A run of records:
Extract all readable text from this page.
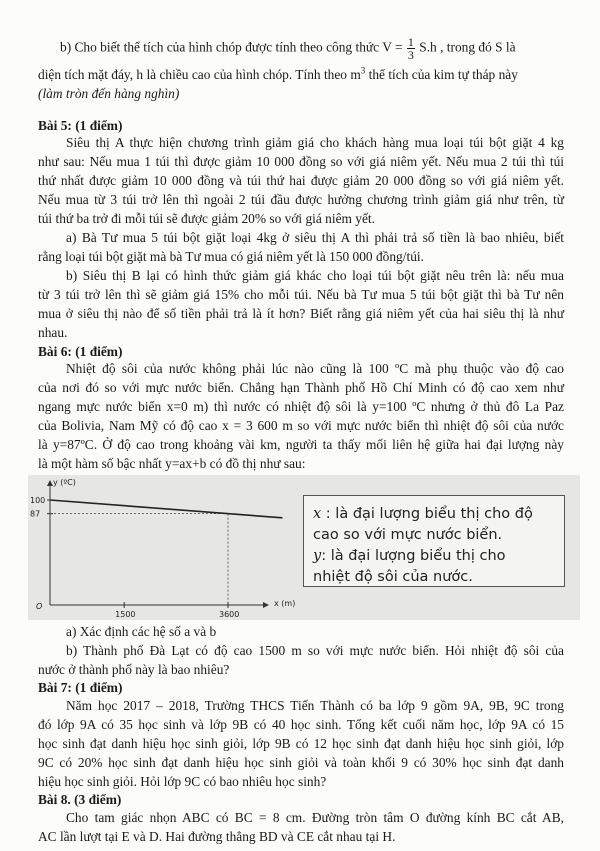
b) Cho biết thể tích của hình chóp được tính theo công thức $V = \frac{1}{3} S.h$ , trong đó S là
diện tích mặt đáy, h là chiều cao của hình chóp. Tính theo $m^3$ thể tích của kim tự tháp này
(làm tròn đến hàng nghìn)
Bài 5: (1 điểm)
Siêu thị A thực hiện chương trình giảm giá cho khách hàng mua loại túi bột giặt 4 kg
như sau: Nếu mua 1 túi thì được giảm 10 000 đồng so với giá niêm yết. Nếu mua 2 túi thì túi
thứ nhất được giảm 10 000 đồng và túi thứ hai được giảm 20 000 đồng so với giá niêm yết.
Nếu mua từ 3 túi trở lên thì ngoài 2 túi đầu được hưởng chương trình giảm giá như trên, từ
túi thứ ba trở đi mỗi túi sẽ được giảm 20% so với giá niêm yết.
a) Bà Tư mua 5 túi bột giặt loại 4kg ở siêu thị A thì phải trả số tiền là bao nhiêu, biết
rằng loại túi bột giặt mà bà Tư mua có giá niêm yết là 150 000 đồng/túi.
b) Siêu thị B lại có hình thức giảm giá khác cho loại túi bột giặt nêu trên là: nếu mua
từ 3 túi trở lên thì sẽ giảm giá 15% cho mỗi túi. Nếu bà Tư mua 5 túi bột giặt thì bà Tư nên
mua ở siêu thị nào để số tiền phải trả là ít hơn? Biết rằng giá niêm yết của hai siêu thị là như
nhau.
Bài 6: (1 điểm)
Nhiệt độ sôi của nước không phải lúc nào cũng là 100 ºC mà phụ thuộc vào độ cao
của nơi đó so với mực nước biển. Chẳng hạn Thành phố Hồ Chí Minh có độ cao xem như
ngang mực nước biển x=0 m) thì nước có nhiệt độ sôi là y=100 ºC nhưng ở thủ đô La Paz
của Bolivia, Nam Mỹ có độ cao x = 3 600 m so với mực nước biển thì nhiệt độ sôi của nước
là y=87ºC. Ở độ cao trong khoảng vài km, người ta thấy mối liên hệ giữa hai đại lượng này
là một hàm số bậc nhất y=ax+b có đồ thị như sau:
y (ºC)
x (m)
O
100
87
1500	3600
x : là đại lượng biểu thị cho độ
cao so với mực nước biển.
y: là đại lượng biểu thị cho
nhiệt độ sôi của nước.
a) Xác định các hệ số a và b
b) Thành phố Đà Lạt có độ cao 1500 m so với mực nước biển. Hỏi nhiệt độ sôi của
nước ở thành phố này là bao nhiêu?
Bài 7: (1 điểm)
Năm học 2017 – 2018, Trường THCS Tiến Thành có ba lớp 9 gồm 9A, 9B, 9C trong
đó lớp 9A có 35 học sinh và lớp 9B có 40 học sinh. Tổng kết cuối năm học, lớp 9A có 15
học sinh đạt danh hiệu học sinh giỏi, lớp 9B có 12 học sinh đạt danh hiệu học sinh giỏi, lớp
9C có 20% học sinh đạt danh hiệu học sinh giỏi và toàn khối 9 có 30% học sinh đạt danh
hiệu học sinh giỏi. Hỏi lớp 9C có bao nhiêu học sinh?
Bài 8. (3 điểm)
Cho tam giác nhọn ABC có BC = 8 cm. Đường tròn tâm O đường kính BC cắt AB,
AC lần lượt tại E và D. Hai đường thẳng BD và CE cắt nhau tại H.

● Aim:
Print every entry above again without changing a word, and omit the pictures.

● Solution to this task:
Extract all readable text from this page.
b) Cho biết thể tích của hình chóp được tính theo công thức $V = \frac{1}{3} S.h$ , trong đó S là
diện tích mặt đáy, h là chiều cao của hình chóp. Tính theo $m^3$ thể tích của kim tự tháp này
(làm tròn đến hàng nghìn)
Bài 5: (1 điểm)
Siêu thị A thực hiện chương trình giảm giá cho khách hàng mua loại túi bột giặt 4 kg
như sau: Nếu mua 1 túi thì được giảm 10 000 đồng so với giá niêm yết. Nếu mua 2 túi thì túi
thứ nhất được giảm 10 000 đồng và túi thứ hai được giảm 20 000 đồng so với giá niêm yết.
Nếu mua từ 3 túi trở lên thì ngoài 2 túi đầu được hưởng chương trình giảm giá như trên, từ
túi thứ ba trở đi mỗi túi sẽ được giảm 20% so với giá niêm yết.
a) Bà Tư mua 5 túi bột giặt loại 4kg ở siêu thị A thì phải trả số tiền là bao nhiêu, biết
rằng loại túi bột giặt mà bà Tư mua có giá niêm yết là 150 000 đồng/túi.
b) Siêu thị B lại có hình thức giảm giá khác cho loại túi bột giặt nêu trên là: nếu mua
từ 3 túi trở lên thì sẽ giảm giá 15% cho mỗi túi. Nếu bà Tư mua 5 túi bột giặt thì bà Tư nên
mua ở siêu thị nào để số tiền phải trả là ít hơn? Biết rằng giá niêm yết của hai siêu thị là như
nhau.
Bài 6: (1 điểm)
Nhiệt độ sôi của nước không phải lúc nào cũng là 100 ºC mà phụ thuộc vào độ cao
của nơi đó so với mực nước biển. Chẳng hạn Thành phố Hồ Chí Minh có độ cao xem như
ngang mực nước biển x=0 m) thì nước có nhiệt độ sôi là y=100 ºC nhưng ở thủ đô La Paz
của Bolivia, Nam Mỹ có độ cao x = 3 600 m so với mực nước biển thì nhiệt độ sôi của nước
là y=87ºC. Ở độ cao trong khoảng vài km, người ta thấy mối liên hệ giữa hai đại lượng này
là một hàm số bậc nhất y=ax+b có đồ thị như sau:
y (ºC)
x (m)
O
100
87
1500	3600
x : là đại lượng biểu thị cho độ
cao so với mực nước biển.
y: là đại lượng biểu thị cho
nhiệt độ sôi của nước.
a) Xác định các hệ số a và b
b) Thành phố Đà Lạt có độ cao 1500 m so với mực nước biển. Hỏi nhiệt độ sôi của
nước ở thành phố này là bao nhiêu?
Bài 7: (1 điểm)
Năm học 2017 – 2018, Trường THCS Tiến Thành có ba lớp 9 gồm 9A, 9B, 9C trong
đó lớp 9A có 35 học sinh và lớp 9B có 40 học sinh. Tổng kết cuối năm học, lớp 9A có 15
học sinh đạt danh hiệu học sinh giỏi, lớp 9B có 12 học sinh đạt danh hiệu học sinh giỏi, lớp
9C có 20% học sinh đạt danh hiệu học sinh giỏi và toàn khối 9 có 30% học sinh đạt danh
hiệu học sinh giỏi. Hỏi lớp 9C có bao nhiêu học sinh?
Bài 8. (3 điểm)
Cho tam giác nhọn ABC có BC = 8 cm. Đường tròn tâm O đường kính BC cắt AB,
AC lần lượt tại E và D. Hai đường thẳng BD và CE cắt nhau tại H.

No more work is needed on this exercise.